## What you have to do:
Produce an exact copy of all the data below, dropping every image.
* * * *
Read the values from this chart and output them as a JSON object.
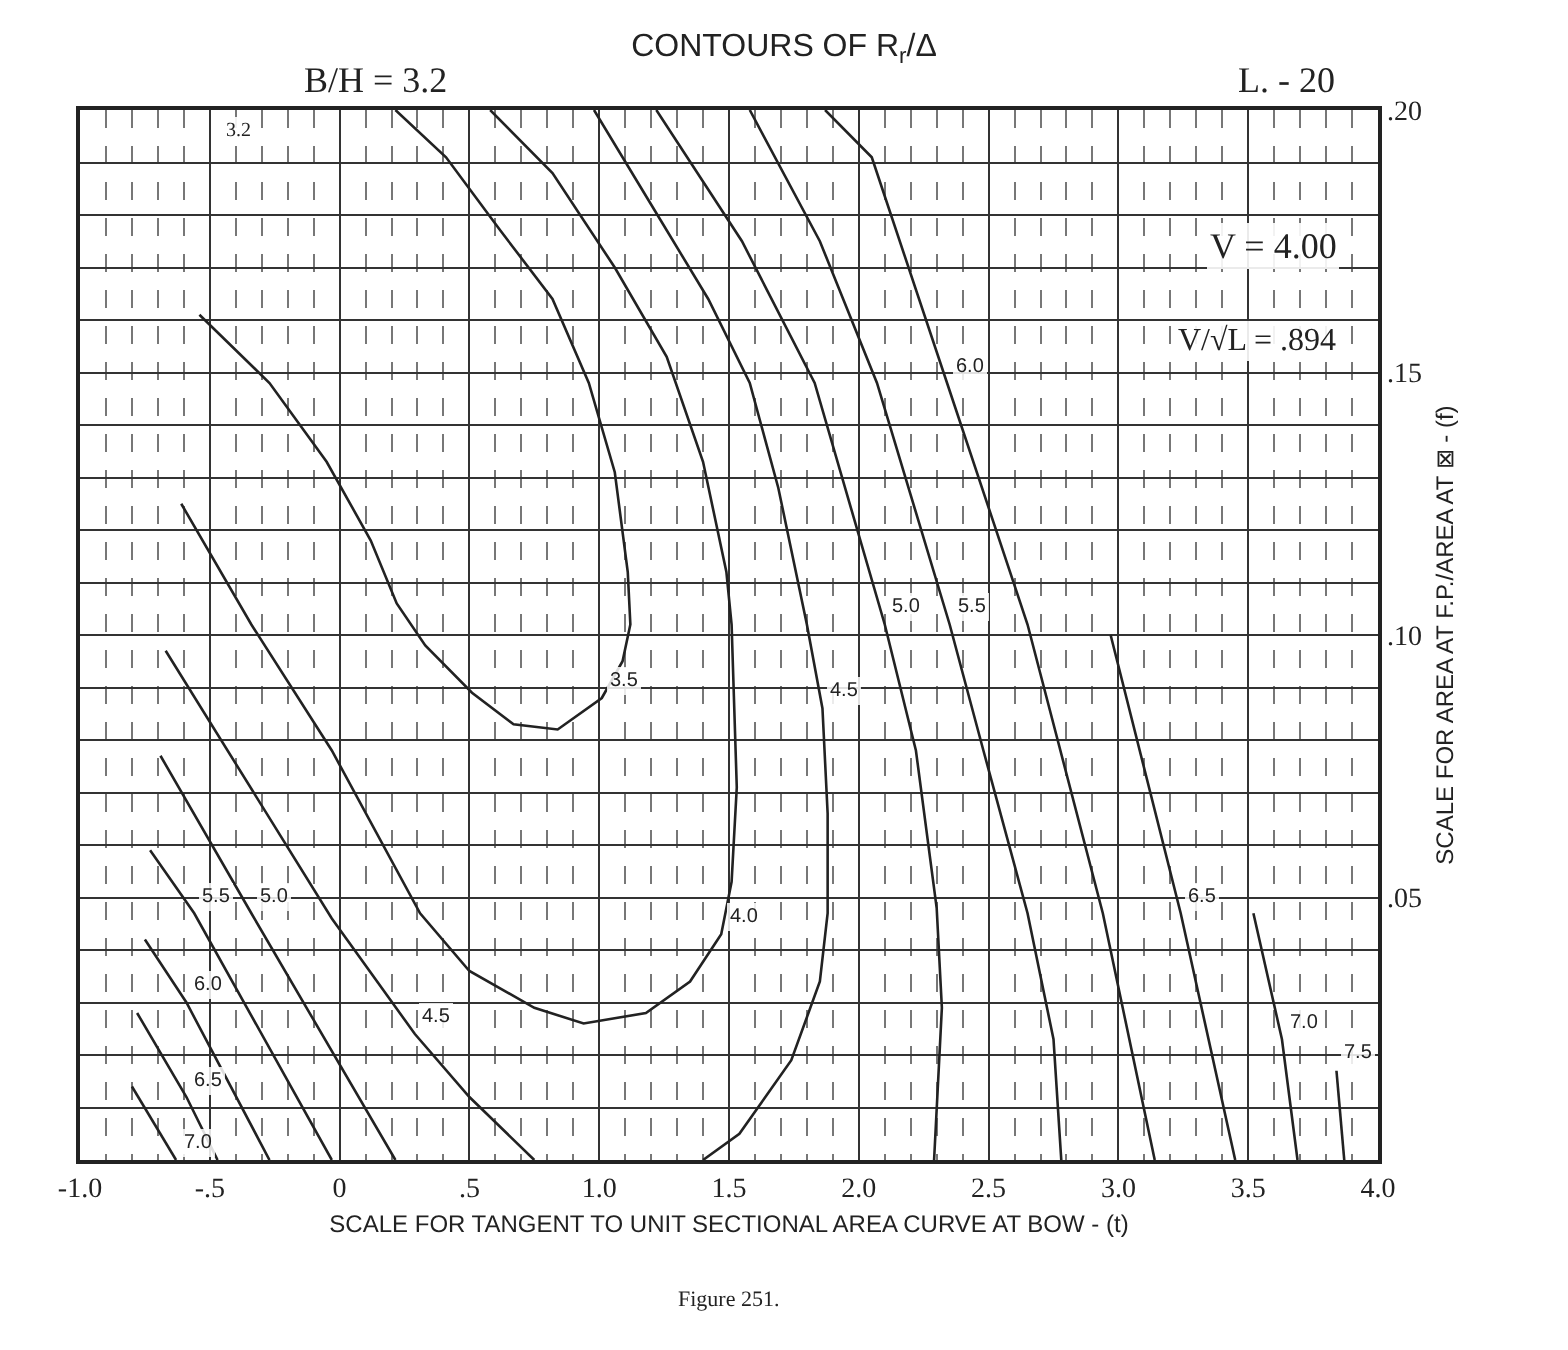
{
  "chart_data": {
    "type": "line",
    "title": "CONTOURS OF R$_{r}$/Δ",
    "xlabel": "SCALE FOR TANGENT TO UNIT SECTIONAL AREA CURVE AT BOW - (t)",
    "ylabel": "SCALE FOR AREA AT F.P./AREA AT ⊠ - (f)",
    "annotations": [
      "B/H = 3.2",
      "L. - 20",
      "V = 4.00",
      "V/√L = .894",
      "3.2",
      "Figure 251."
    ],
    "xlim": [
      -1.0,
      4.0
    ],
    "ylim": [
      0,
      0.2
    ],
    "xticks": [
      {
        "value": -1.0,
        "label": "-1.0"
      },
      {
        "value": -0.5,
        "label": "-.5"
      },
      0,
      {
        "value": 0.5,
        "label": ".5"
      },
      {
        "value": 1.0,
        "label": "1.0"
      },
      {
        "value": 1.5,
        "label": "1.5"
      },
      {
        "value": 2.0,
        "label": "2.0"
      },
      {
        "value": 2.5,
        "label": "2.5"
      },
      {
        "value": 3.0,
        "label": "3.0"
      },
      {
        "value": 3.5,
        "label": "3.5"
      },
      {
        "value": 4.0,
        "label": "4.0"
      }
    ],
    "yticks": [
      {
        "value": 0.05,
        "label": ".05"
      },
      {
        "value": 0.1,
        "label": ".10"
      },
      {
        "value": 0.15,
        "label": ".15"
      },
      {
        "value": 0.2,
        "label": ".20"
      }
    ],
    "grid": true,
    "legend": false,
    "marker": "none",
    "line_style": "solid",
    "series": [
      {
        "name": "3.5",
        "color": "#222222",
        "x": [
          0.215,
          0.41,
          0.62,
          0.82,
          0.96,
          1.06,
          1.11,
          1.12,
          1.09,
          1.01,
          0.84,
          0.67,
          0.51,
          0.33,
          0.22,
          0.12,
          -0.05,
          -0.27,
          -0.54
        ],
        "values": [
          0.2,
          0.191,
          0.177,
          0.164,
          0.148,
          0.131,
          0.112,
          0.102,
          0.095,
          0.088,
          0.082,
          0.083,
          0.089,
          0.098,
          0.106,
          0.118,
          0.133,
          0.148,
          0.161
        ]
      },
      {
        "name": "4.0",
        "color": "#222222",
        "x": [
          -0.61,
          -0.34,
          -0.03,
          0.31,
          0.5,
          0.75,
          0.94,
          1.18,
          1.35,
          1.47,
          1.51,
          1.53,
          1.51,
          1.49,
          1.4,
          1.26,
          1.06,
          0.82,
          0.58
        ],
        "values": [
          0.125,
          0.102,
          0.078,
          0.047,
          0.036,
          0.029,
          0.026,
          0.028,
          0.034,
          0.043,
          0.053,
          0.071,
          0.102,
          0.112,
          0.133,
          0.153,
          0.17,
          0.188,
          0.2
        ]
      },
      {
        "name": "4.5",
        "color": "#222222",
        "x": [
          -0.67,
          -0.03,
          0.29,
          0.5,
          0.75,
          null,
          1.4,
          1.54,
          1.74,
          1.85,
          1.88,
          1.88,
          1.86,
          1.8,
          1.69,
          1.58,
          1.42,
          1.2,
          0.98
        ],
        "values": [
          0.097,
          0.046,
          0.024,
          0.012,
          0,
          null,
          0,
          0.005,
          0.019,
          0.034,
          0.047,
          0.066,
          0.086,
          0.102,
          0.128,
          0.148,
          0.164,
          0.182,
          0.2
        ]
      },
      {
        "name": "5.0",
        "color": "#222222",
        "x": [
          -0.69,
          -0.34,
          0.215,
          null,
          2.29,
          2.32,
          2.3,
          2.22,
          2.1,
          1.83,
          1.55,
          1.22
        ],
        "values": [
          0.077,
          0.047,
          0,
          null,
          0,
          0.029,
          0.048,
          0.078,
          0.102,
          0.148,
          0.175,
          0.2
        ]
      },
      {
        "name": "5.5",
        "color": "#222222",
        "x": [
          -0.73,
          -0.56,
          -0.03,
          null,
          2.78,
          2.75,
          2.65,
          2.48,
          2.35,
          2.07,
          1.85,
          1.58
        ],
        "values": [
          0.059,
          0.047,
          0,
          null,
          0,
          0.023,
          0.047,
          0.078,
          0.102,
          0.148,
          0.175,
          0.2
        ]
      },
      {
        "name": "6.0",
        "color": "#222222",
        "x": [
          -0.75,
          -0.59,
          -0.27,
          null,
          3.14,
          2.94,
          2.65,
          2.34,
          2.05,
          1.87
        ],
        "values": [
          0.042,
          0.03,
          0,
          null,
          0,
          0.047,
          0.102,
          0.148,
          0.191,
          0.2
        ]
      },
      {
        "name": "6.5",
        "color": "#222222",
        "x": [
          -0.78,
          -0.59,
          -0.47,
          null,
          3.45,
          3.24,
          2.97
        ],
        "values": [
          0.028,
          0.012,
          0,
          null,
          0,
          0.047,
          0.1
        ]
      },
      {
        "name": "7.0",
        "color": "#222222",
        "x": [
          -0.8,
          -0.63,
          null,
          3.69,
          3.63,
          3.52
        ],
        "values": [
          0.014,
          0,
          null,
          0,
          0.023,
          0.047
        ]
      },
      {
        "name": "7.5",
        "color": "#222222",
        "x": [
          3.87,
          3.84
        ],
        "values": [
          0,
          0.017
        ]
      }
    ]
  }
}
* * * *
## Solution to the problem:
Read the values from this chart and output them as a JSON object.
{
  "chart_data": {
    "type": "line",
    "title": "CONTOURS OF R$_{r}$/Δ",
    "xlabel": "SCALE FOR TANGENT TO UNIT SECTIONAL AREA CURVE AT BOW - (t)",
    "ylabel": "SCALE FOR AREA AT F.P./AREA AT ⊠ - (f)",
    "annotations": [
      "B/H = 3.2",
      "L. - 20",
      "V = 4.00",
      "V/√L = .894",
      "3.2",
      "Figure 251."
    ],
    "xlim": [
      -1.0,
      4.0
    ],
    "ylim": [
      0,
      0.2
    ],
    "xticks": [
      {
        "value": -1.0,
        "label": "-1.0"
      },
      {
        "value": -0.5,
        "label": "-.5"
      },
      0,
      {
        "value": 0.5,
        "label": ".5"
      },
      {
        "value": 1.0,
        "label": "1.0"
      },
      {
        "value": 1.5,
        "label": "1.5"
      },
      {
        "value": 2.0,
        "label": "2.0"
      },
      {
        "value": 2.5,
        "label": "2.5"
      },
      {
        "value": 3.0,
        "label": "3.0"
      },
      {
        "value": 3.5,
        "label": "3.5"
      },
      {
        "value": 4.0,
        "label": "4.0"
      }
    ],
    "yticks": [
      {
        "value": 0.05,
        "label": ".05"
      },
      {
        "value": 0.1,
        "label": ".10"
      },
      {
        "value": 0.15,
        "label": ".15"
      },
      {
        "value": 0.2,
        "label": ".20"
      }
    ],
    "grid": true,
    "legend": false,
    "marker": "none",
    "line_style": "solid",
    "series": [
      {
        "name": "3.5",
        "color": "#222222",
        "x": [
          0.215,
          0.41,
          0.62,
          0.82,
          0.96,
          1.06,
          1.11,
          1.12,
          1.09,
          1.01,
          0.84,
          0.67,
          0.51,
          0.33,
          0.22,
          0.12,
          -0.05,
          -0.27,
          -0.54
        ],
        "values": [
          0.2,
          0.191,
          0.177,
          0.164,
          0.148,
          0.131,
          0.112,
          0.102,
          0.095,
          0.088,
          0.082,
          0.083,
          0.089,
          0.098,
          0.106,
          0.118,
          0.133,
          0.148,
          0.161
        ]
      },
      {
        "name": "4.0",
        "color": "#222222",
        "x": [
          -0.61,
          -0.34,
          -0.03,
          0.31,
          0.5,
          0.75,
          0.94,
          1.18,
          1.35,
          1.47,
          1.51,
          1.53,
          1.51,
          1.49,
          1.4,
          1.26,
          1.06,
          0.82,
          0.58
        ],
        "values": [
          0.125,
          0.102,
          0.078,
          0.047,
          0.036,
          0.029,
          0.026,
          0.028,
          0.034,
          0.043,
          0.053,
          0.071,
          0.102,
          0.112,
          0.133,
          0.153,
          0.17,
          0.188,
          0.2
        ]
      },
      {
        "name": "4.5",
        "color": "#222222",
        "x": [
          -0.67,
          -0.03,
          0.29,
          0.5,
          0.75,
          null,
          1.4,
          1.54,
          1.74,
          1.85,
          1.88,
          1.88,
          1.86,
          1.8,
          1.69,
          1.58,
          1.42,
          1.2,
          0.98
        ],
        "values": [
          0.097,
          0.046,
          0.024,
          0.012,
          0,
          null,
          0,
          0.005,
          0.019,
          0.034,
          0.047,
          0.066,
          0.086,
          0.102,
          0.128,
          0.148,
          0.164,
          0.182,
          0.2
        ]
      },
      {
        "name": "5.0",
        "color": "#222222",
        "x": [
          -0.69,
          -0.34,
          0.215,
          null,
          2.29,
          2.32,
          2.3,
          2.22,
          2.1,
          1.83,
          1.55,
          1.22
        ],
        "values": [
          0.077,
          0.047,
          0,
          null,
          0,
          0.029,
          0.048,
          0.078,
          0.102,
          0.148,
          0.175,
          0.2
        ]
      },
      {
        "name": "5.5",
        "color": "#222222",
        "x": [
          -0.73,
          -0.56,
          -0.03,
          null,
          2.78,
          2.75,
          2.65,
          2.48,
          2.35,
          2.07,
          1.85,
          1.58
        ],
        "values": [
          0.059,
          0.047,
          0,
          null,
          0,
          0.023,
          0.047,
          0.078,
          0.102,
          0.148,
          0.175,
          0.2
        ]
      },
      {
        "name": "6.0",
        "color": "#222222",
        "x": [
          -0.75,
          -0.59,
          -0.27,
          null,
          3.14,
          2.94,
          2.65,
          2.34,
          2.05,
          1.87
        ],
        "values": [
          0.042,
          0.03,
          0,
          null,
          0,
          0.047,
          0.102,
          0.148,
          0.191,
          0.2
        ]
      },
      {
        "name": "6.5",
        "color": "#222222",
        "x": [
          -0.78,
          -0.59,
          -0.47,
          null,
          3.45,
          3.24,
          2.97
        ],
        "values": [
          0.028,
          0.012,
          0,
          null,
          0,
          0.047,
          0.1
        ]
      },
      {
        "name": "7.0",
        "color": "#222222",
        "x": [
          -0.8,
          -0.63,
          null,
          3.69,
          3.63,
          3.52
        ],
        "values": [
          0.014,
          0,
          null,
          0,
          0.023,
          0.047
        ]
      },
      {
        "name": "7.5",
        "color": "#222222",
        "x": [
          3.87,
          3.84
        ],
        "values": [
          0,
          0.017
        ]
      }
    ]
  }
}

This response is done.